▶

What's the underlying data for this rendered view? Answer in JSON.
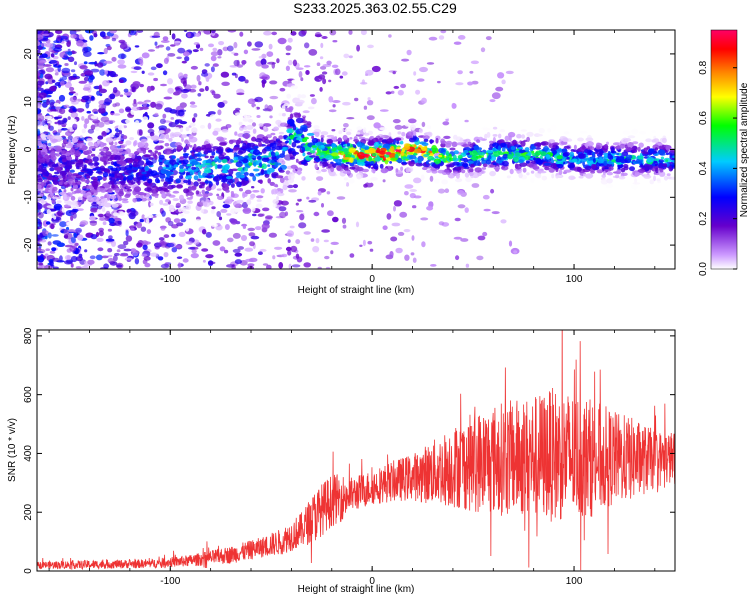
{
  "title": "S233.2025.363.02.55.C29",
  "chart_data": [
    {
      "type": "heatmap",
      "xlabel": "Height of straight line (km)",
      "ylabel": "Frequency (Hz)",
      "xlim": [
        -166,
        150
      ],
      "ylim": [
        -25,
        25
      ],
      "x_ticks": [
        -100,
        0,
        100
      ],
      "y_ticks": [
        -20,
        -10,
        0,
        10,
        20
      ],
      "ridge": {
        "description_points_x": [
          -150,
          -120,
          -100,
          -80,
          -60,
          -45,
          -40,
          -30,
          -20,
          -10,
          0,
          10,
          20,
          30,
          40,
          60,
          80,
          100,
          120,
          150
        ],
        "center_freq_hz": [
          -4,
          -5,
          -4,
          -4,
          -3,
          -2,
          3,
          0,
          -1,
          -1,
          -1,
          -1,
          0,
          -1,
          -2,
          -1,
          -1,
          -2,
          -2,
          -2
        ],
        "peak_amplitude": [
          0.25,
          0.3,
          0.4,
          0.45,
          0.5,
          0.45,
          0.5,
          0.55,
          0.7,
          0.8,
          0.85,
          0.9,
          0.85,
          0.8,
          0.5,
          0.55,
          0.55,
          0.45,
          0.5,
          0.45
        ]
      },
      "colorbar": {
        "label": "Normalized spectral amplitude",
        "range": [
          0,
          0.95
        ],
        "ticks": [
          "0.0",
          "0.2",
          "0.4",
          "0.6",
          "0.8"
        ],
        "tick_values": [
          0,
          0.2,
          0.4,
          0.6,
          0.8
        ]
      }
    },
    {
      "type": "line",
      "xlabel": "Height of straight line (km)",
      "ylabel": "SNR (10 * v/v)",
      "xlim": [
        -166,
        150
      ],
      "ylim": [
        0,
        820
      ],
      "x_ticks": [
        -100,
        0,
        100
      ],
      "y_ticks": [
        0,
        200,
        400,
        600,
        800
      ],
      "series": [
        {
          "name": "SNR",
          "color": "#ee3333",
          "envelope_x": [
            -166,
            -140,
            -110,
            -90,
            -70,
            -55,
            -45,
            -35,
            -28,
            -20,
            -15,
            -10,
            0,
            10,
            20,
            30,
            40,
            50,
            60,
            70,
            80,
            90,
            100,
            110,
            120,
            130,
            140,
            150
          ],
          "envelope_mean": [
            20,
            22,
            25,
            35,
            55,
            80,
            100,
            140,
            190,
            240,
            250,
            260,
            285,
            305,
            320,
            335,
            355,
            370,
            380,
            385,
            390,
            395,
            390,
            385,
            385,
            380,
            380,
            385
          ],
          "envelope_spread": [
            12,
            15,
            15,
            20,
            30,
            35,
            45,
            60,
            90,
            90,
            80,
            60,
            60,
            70,
            80,
            110,
            140,
            170,
            190,
            200,
            210,
            230,
            220,
            200,
            160,
            140,
            100,
            90
          ]
        }
      ]
    }
  ]
}
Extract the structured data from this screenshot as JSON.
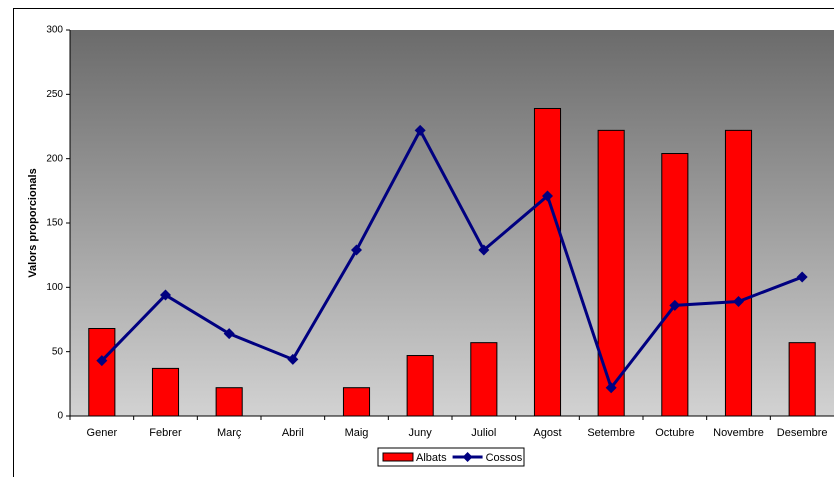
{
  "chart_data": {
    "type": "bar",
    "y_label": "Valors proporcionals",
    "categories": [
      "Gener",
      "Febrer",
      "Març",
      "Abril",
      "Maig",
      "Juny",
      "Juliol",
      "Agost",
      "Setembre",
      "Octubre",
      "Novembre",
      "Desembre"
    ],
    "series": [
      {
        "name": "Albats",
        "type": "bar",
        "color": "#ff0000",
        "values": [
          68,
          37,
          22,
          0,
          22,
          47,
          57,
          239,
          222,
          204,
          222,
          57
        ]
      },
      {
        "name": "Cossos",
        "type": "line",
        "color": "#000080",
        "marker": "diamond",
        "values": [
          43,
          94,
          64,
          44,
          129,
          222,
          129,
          171,
          22,
          86,
          89,
          108
        ]
      }
    ],
    "ylim": [
      0,
      300
    ],
    "yticks": [
      0,
      50,
      100,
      150,
      200,
      250,
      300
    ],
    "grid": false,
    "legend": "bottom"
  }
}
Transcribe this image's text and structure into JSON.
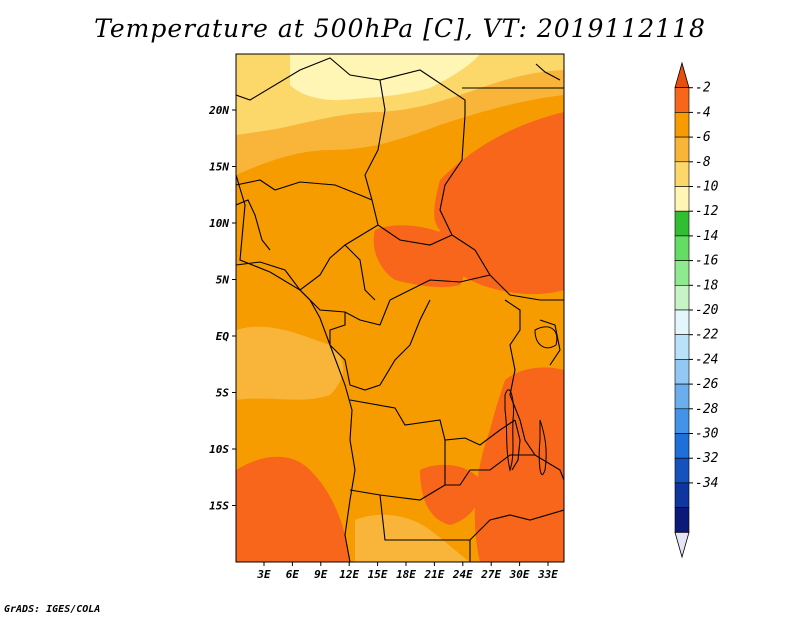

◀

Without the pictures, print the whole listing exactly as given.

What's the underlying data for this rendered view? Answer in JSON.
{
  "title": "S233.2025.363.02.55.C29",
  "chart_data": [
    {
      "type": "heatmap",
      "xlabel": "Height of straight line (km)",
      "ylabel": "Frequency (Hz)",
      "xlim": [
        -166,
        150
      ],
      "ylim": [
        -25,
        25
      ],
      "x_ticks": [
        -100,
        0,
        100
      ],
      "y_ticks": [
        -20,
        -10,
        0,
        10,
        20
      ],
      "ridge": {
        "description_points_x": [
          -150,
          -120,
          -100,
          -80,
          -60,
          -45,
          -40,
          -30,
          -20,
          -10,
          0,
          10,
          20,
          30,
          40,
          60,
          80,
          100,
          120,
          150
        ],
        "center_freq_hz": [
          -4,
          -5,
          -4,
          -4,
          -3,
          -2,
          3,
          0,
          -1,
          -1,
          -1,
          -1,
          0,
          -1,
          -2,
          -1,
          -1,
          -2,
          -2,
          -2
        ],
        "peak_amplitude": [
          0.25,
          0.3,
          0.4,
          0.45,
          0.5,
          0.45,
          0.5,
          0.55,
          0.7,
          0.8,
          0.85,
          0.9,
          0.85,
          0.8,
          0.5,
          0.55,
          0.55,
          0.45,
          0.5,
          0.45
        ]
      },
      "colorbar": {
        "label": "Normalized spectral amplitude",
        "range": [
          0,
          0.95
        ],
        "ticks": [
          "0.0",
          "0.2",
          "0.4",
          "0.6",
          "0.8"
        ],
        "tick_values": [
          0,
          0.2,
          0.4,
          0.6,
          0.8
        ]
      }
    },
    {
      "type": "line",
      "xlabel": "Height of straight line (km)",
      "ylabel": "SNR (10 * v/v)",
      "xlim": [
        -166,
        150
      ],
      "ylim": [
        0,
        820
      ],
      "x_ticks": [
        -100,
        0,
        100
      ],
      "y_ticks": [
        0,
        200,
        400,
        600,
        800
      ],
      "series": [
        {
          "name": "SNR",
          "color": "#ee3333",
          "envelope_x": [
            -166,
            -140,
            -110,
            -90,
            -70,
            -55,
            -45,
            -35,
            -28,
            -20,
            -15,
            -10,
            0,
            10,
            20,
            30,
            40,
            50,
            60,
            70,
            80,
            90,
            100,
            110,
            120,
            130,
            140,
            150
          ],
          "envelope_mean": [
            20,
            22,
            25,
            35,
            55,
            80,
            100,
            140,
            190,
            240,
            250,
            260,
            285,
            305,
            320,
            335,
            355,
            370,
            380,
            385,
            390,
            395,
            390,
            385,
            385,
            380,
            380,
            385
          ],
          "envelope_spread": [
            12,
            15,
            15,
            20,
            30,
            35,
            45,
            60,
            90,
            90,
            80,
            60,
            60,
            70,
            80,
            110,
            140,
            170,
            190,
            200,
            210,
            230,
            220,
            200,
            160,
            140,
            100,
            90
          ]
        }
      ]
    }
  ]
}
Extract the structured data from this screenshot as JSON.
{
  "chart_data": {
    "type": "bar",
    "y_label": "Valors proporcionals",
    "categories": [
      "Gener",
      "Febrer",
      "Març",
      "Abril",
      "Maig",
      "Juny",
      "Juliol",
      "Agost",
      "Setembre",
      "Octubre",
      "Novembre",
      "Desembre"
    ],
    "series": [
      {
        "name": "Albats",
        "type": "bar",
        "color": "#ff0000",
        "values": [
          68,
          37,
          22,
          0,
          22,
          47,
          57,
          239,
          222,
          204,
          222,
          57
        ]
      },
      {
        "name": "Cossos",
        "type": "line",
        "color": "#000080",
        "marker": "diamond",
        "values": [
          43,
          94,
          64,
          44,
          129,
          222,
          129,
          171,
          22,
          86,
          89,
          108
        ]
      }
    ],
    "ylim": [
      0,
      300
    ],
    "yticks": [
      0,
      50,
      100,
      150,
      200,
      250,
      300
    ],
    "grid": false,
    "legend": "bottom"
  }
}
Transcribe this image's text and structure into JSON.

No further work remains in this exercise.